__SET TASK__: Please write out the material below exactly as given.

__EXERCISE MATERIALS__:
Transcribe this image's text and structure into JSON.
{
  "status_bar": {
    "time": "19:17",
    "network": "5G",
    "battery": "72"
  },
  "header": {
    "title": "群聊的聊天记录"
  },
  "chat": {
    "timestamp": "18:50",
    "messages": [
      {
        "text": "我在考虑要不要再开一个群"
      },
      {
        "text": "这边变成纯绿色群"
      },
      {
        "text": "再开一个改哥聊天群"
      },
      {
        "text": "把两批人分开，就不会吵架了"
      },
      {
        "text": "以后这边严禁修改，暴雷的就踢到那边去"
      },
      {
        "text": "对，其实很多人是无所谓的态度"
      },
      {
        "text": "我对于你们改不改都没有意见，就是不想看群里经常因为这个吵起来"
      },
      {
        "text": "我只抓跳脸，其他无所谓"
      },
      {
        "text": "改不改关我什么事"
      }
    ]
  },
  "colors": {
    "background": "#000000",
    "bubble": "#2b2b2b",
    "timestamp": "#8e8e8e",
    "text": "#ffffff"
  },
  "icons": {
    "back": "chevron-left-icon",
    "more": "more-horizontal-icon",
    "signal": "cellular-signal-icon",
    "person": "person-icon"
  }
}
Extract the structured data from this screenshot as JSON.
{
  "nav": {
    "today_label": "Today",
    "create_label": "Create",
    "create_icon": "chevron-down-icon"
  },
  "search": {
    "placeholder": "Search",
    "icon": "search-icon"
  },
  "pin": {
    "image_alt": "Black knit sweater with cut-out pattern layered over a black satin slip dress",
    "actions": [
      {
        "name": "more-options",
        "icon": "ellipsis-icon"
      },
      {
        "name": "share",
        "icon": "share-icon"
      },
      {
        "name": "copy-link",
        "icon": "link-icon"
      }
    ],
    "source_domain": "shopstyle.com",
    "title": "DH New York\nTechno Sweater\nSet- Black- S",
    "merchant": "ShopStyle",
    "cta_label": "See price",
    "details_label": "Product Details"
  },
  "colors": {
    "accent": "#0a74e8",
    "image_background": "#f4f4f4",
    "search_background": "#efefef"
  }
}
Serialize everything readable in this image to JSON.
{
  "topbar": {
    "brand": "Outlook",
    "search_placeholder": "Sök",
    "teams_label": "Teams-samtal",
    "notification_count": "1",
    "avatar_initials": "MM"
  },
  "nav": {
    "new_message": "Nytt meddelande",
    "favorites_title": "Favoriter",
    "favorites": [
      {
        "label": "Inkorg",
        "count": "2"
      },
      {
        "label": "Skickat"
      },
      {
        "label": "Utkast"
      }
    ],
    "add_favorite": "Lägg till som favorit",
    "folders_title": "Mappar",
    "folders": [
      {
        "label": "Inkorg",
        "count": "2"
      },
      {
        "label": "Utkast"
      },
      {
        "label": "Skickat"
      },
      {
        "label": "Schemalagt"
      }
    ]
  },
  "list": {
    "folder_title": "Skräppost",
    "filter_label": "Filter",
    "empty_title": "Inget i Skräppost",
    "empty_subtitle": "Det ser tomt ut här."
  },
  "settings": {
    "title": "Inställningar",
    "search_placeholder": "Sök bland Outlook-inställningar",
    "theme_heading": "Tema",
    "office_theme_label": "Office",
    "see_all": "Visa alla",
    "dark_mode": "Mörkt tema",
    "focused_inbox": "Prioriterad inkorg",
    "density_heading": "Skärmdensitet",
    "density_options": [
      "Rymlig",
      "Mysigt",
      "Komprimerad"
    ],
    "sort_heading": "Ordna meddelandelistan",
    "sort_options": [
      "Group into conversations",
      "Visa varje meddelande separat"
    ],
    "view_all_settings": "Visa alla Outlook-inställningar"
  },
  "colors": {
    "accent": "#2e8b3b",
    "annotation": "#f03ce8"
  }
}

__WRITTEN SOLUTION__:
Transcribe this image's text and structure into JSON.
{
  "status_bar": {
    "time": "19:17",
    "network": "5G",
    "battery": "72"
  },
  "header": {
    "title": "群聊的聊天记录"
  },
  "chat": {
    "timestamp": "18:50",
    "messages": [
      {
        "text": "我在考虑要不要再开一个群"
      },
      {
        "text": "这边变成纯绿色群"
      },
      {
        "text": "再开一个改哥聊天群"
      },
      {
        "text": "把两批人分开，就不会吵架了"
      },
      {
        "text": "以后这边严禁修改，暴雷的就踢到那边去"
      },
      {
        "text": "对，其实很多人是无所谓的态度"
      },
      {
        "text": "我对于你们改不改都没有意见，就是不想看群里经常因为这个吵起来"
      },
      {
        "text": "我只抓跳脸，其他无所谓"
      },
      {
        "text": "改不改关我什么事"
      }
    ]
  },
  "colors": {
    "background": "#000000",
    "bubble": "#2b2b2b",
    "timestamp": "#8e8e8e",
    "text": "#ffffff"
  },
  "icons": {
    "back": "chevron-left-icon",
    "more": "more-horizontal-icon",
    "signal": "cellular-signal-icon",
    "person": "person-icon"
  }
}
Extract the structured data from this screenshot as JSON.
{
  "nav": {
    "today_label": "Today",
    "create_label": "Create",
    "create_icon": "chevron-down-icon"
  },
  "search": {
    "placeholder": "Search",
    "icon": "search-icon"
  },
  "pin": {
    "image_alt": "Black knit sweater with cut-out pattern layered over a black satin slip dress",
    "actions": [
      {
        "name": "more-options",
        "icon": "ellipsis-icon"
      },
      {
        "name": "share",
        "icon": "share-icon"
      },
      {
        "name": "copy-link",
        "icon": "link-icon"
      }
    ],
    "source_domain": "shopstyle.com",
    "title": "DH New York\nTechno Sweater\nSet- Black- S",
    "merchant": "ShopStyle",
    "cta_label": "See price",
    "details_label": "Product Details"
  },
  "colors": {
    "accent": "#0a74e8",
    "image_background": "#f4f4f4",
    "search_background": "#efefef"
  }
}
Serialize everything readable in this image to JSON.
{
  "topbar": {
    "brand": "Outlook",
    "search_placeholder": "Sök",
    "teams_label": "Teams-samtal",
    "notification_count": "1",
    "avatar_initials": "MM"
  },
  "nav": {
    "new_message": "Nytt meddelande",
    "favorites_title": "Favoriter",
    "favorites": [
      {
        "label": "Inkorg",
        "count": "2"
      },
      {
        "label": "Skickat"
      },
      {
        "label": "Utkast"
      }
    ],
    "add_favorite": "Lägg till som favorit",
    "folders_title": "Mappar",
    "folders": [
      {
        "label": "Inkorg",
        "count": "2"
      },
      {
        "label": "Utkast"
      },
      {
        "label": "Skickat"
      },
      {
        "label": "Schemalagt"
      }
    ]
  },
  "list": {
    "folder_title": "Skräppost",
    "filter_label": "Filter",
    "empty_title": "Inget i Skräppost",
    "empty_subtitle": "Det ser tomt ut här."
  },
  "settings": {
    "title": "Inställningar",
    "search_placeholder": "Sök bland Outlook-inställningar",
    "theme_heading": "Tema",
    "office_theme_label": "Office",
    "see_all": "Visa alla",
    "dark_mode": "Mörkt tema",
    "focused_inbox": "Prioriterad inkorg",
    "density_heading": "Skärmdensitet",
    "density_options": [
      "Rymlig",
      "Mysigt",
      "Komprimerad"
    ],
    "sort_heading": "Ordna meddelandelistan",
    "sort_options": [
      "Group into conversations",
      "Visa varje meddelande separat"
    ],
    "view_all_settings": "Visa alla Outlook-inställningar"
  },
  "colors": {
    "accent": "#2e8b3b",
    "annotation": "#f03ce8"
  }
}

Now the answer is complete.